→ Zadanie do wykonania
Czy możesz przepisać dosłownie wszystkie wiersze poniższych danych, pomijając w odpowiedzi obrazy?

→ Wyciąg z danych

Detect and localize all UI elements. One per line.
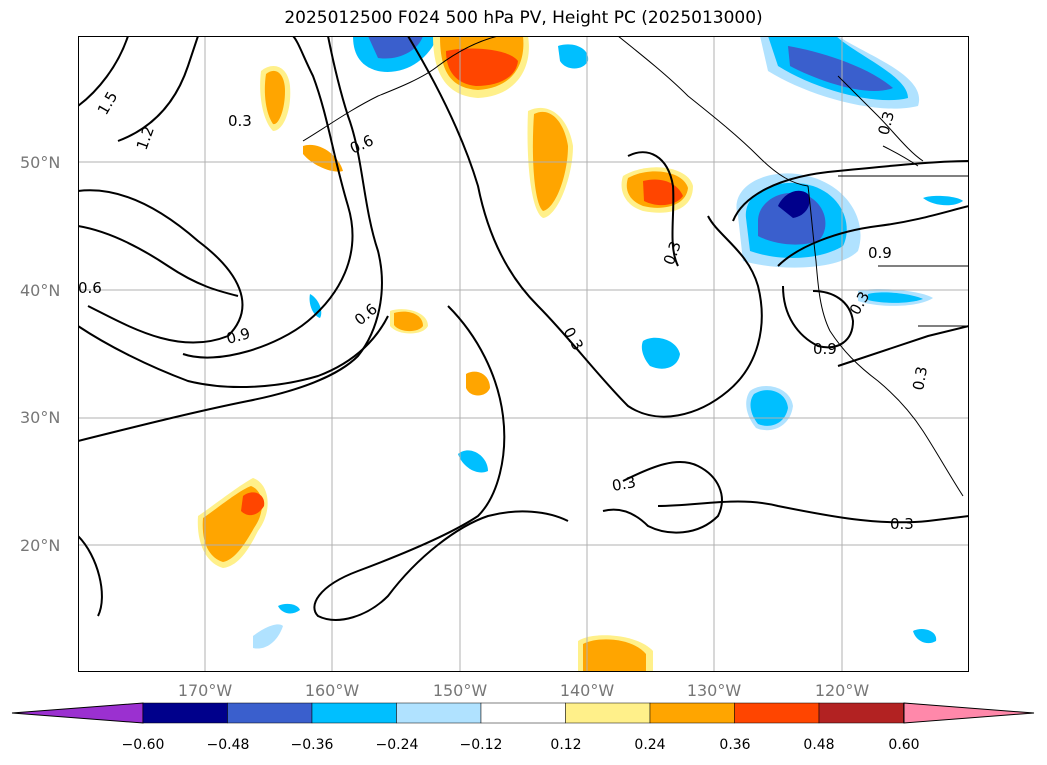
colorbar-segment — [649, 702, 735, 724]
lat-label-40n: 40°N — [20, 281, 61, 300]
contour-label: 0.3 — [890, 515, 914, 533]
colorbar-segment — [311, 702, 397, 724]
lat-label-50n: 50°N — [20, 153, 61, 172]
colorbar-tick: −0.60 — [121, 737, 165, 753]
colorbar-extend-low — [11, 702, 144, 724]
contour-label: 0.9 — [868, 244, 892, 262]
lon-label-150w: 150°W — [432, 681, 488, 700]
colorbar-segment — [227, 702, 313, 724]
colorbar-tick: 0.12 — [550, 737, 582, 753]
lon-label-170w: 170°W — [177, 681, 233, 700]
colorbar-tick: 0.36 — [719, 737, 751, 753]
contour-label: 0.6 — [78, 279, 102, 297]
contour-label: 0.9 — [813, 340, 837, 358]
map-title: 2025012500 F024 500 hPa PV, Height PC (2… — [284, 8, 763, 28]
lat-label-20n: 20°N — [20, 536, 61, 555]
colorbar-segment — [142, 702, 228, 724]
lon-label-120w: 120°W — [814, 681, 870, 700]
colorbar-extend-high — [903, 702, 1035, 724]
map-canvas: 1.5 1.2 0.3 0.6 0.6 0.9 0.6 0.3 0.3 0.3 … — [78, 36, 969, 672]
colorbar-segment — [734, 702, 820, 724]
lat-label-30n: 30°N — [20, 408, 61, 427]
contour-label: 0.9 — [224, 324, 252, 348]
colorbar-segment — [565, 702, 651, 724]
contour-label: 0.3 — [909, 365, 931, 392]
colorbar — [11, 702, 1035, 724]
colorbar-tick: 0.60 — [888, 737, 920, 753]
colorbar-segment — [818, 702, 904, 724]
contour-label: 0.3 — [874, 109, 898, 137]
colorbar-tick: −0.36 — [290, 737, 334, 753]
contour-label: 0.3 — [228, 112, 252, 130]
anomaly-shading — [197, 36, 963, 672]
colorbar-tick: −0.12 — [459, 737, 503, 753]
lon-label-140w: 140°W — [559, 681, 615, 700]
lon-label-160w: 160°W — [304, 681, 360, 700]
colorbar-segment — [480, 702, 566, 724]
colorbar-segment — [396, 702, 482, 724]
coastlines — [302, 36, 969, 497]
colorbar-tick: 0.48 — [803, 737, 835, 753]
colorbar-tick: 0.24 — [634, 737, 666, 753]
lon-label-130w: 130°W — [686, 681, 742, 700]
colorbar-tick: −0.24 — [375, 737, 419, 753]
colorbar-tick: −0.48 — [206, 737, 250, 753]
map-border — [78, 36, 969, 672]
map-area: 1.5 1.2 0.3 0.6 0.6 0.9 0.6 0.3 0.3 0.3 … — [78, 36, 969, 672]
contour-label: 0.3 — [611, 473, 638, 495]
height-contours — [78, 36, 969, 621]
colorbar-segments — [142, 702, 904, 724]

→ Rozwiązanie zadania
Detect and localize all UI elements. One per line.
colorbar-segment — [649, 702, 735, 724]
lat-label-40n: 40°N — [20, 281, 61, 300]
contour-label: 0.3 — [890, 515, 914, 533]
colorbar-segment — [311, 702, 397, 724]
lat-label-50n: 50°N — [20, 153, 61, 172]
colorbar-tick: −0.60 — [121, 737, 165, 753]
colorbar-extend-low — [11, 702, 144, 724]
contour-label: 0.9 — [868, 244, 892, 262]
lon-label-150w: 150°W — [432, 681, 488, 700]
colorbar-segment — [227, 702, 313, 724]
colorbar-tick: 0.12 — [550, 737, 582, 753]
lon-label-170w: 170°W — [177, 681, 233, 700]
colorbar-tick: 0.36 — [719, 737, 751, 753]
contour-label: 0.6 — [78, 279, 102, 297]
contour-label: 0.9 — [813, 340, 837, 358]
map-title: 2025012500 F024 500 hPa PV, Height PC (2… — [284, 8, 763, 28]
lat-label-20n: 20°N — [20, 536, 61, 555]
colorbar-segment — [142, 702, 228, 724]
lon-label-120w: 120°W — [814, 681, 870, 700]
colorbar-extend-high — [903, 702, 1035, 724]
map-canvas: 1.5 1.2 0.3 0.6 0.6 0.9 0.6 0.3 0.3 0.3 … — [78, 36, 969, 672]
colorbar-segment — [734, 702, 820, 724]
lat-label-30n: 30°N — [20, 408, 61, 427]
contour-label: 0.9 — [224, 324, 252, 348]
colorbar-segment — [565, 702, 651, 724]
contour-label: 0.3 — [909, 365, 931, 392]
colorbar — [11, 702, 1035, 724]
colorbar-tick: 0.60 — [888, 737, 920, 753]
colorbar-segment — [818, 702, 904, 724]
contour-label: 0.3 — [874, 109, 898, 137]
colorbar-tick: −0.36 — [290, 737, 334, 753]
contour-label: 0.3 — [228, 112, 252, 130]
anomaly-shading — [197, 36, 963, 672]
colorbar-tick: −0.12 — [459, 737, 503, 753]
lon-label-140w: 140°W — [559, 681, 615, 700]
lon-label-160w: 160°W — [304, 681, 360, 700]
colorbar-segment — [480, 702, 566, 724]
colorbar-segment — [396, 702, 482, 724]
coastlines — [302, 36, 969, 497]
colorbar-tick: 0.48 — [803, 737, 835, 753]
colorbar-tick: 0.24 — [634, 737, 666, 753]
lon-label-130w: 130°W — [686, 681, 742, 700]
colorbar-tick: −0.24 — [375, 737, 419, 753]
colorbar-tick: −0.48 — [206, 737, 250, 753]
map-border — [78, 36, 969, 672]
map-area: 1.5 1.2 0.3 0.6 0.6 0.9 0.6 0.3 0.3 0.3 … — [78, 36, 969, 672]
contour-label: 0.3 — [611, 473, 638, 495]
height-contours — [78, 36, 969, 621]
colorbar-segments — [142, 702, 904, 724]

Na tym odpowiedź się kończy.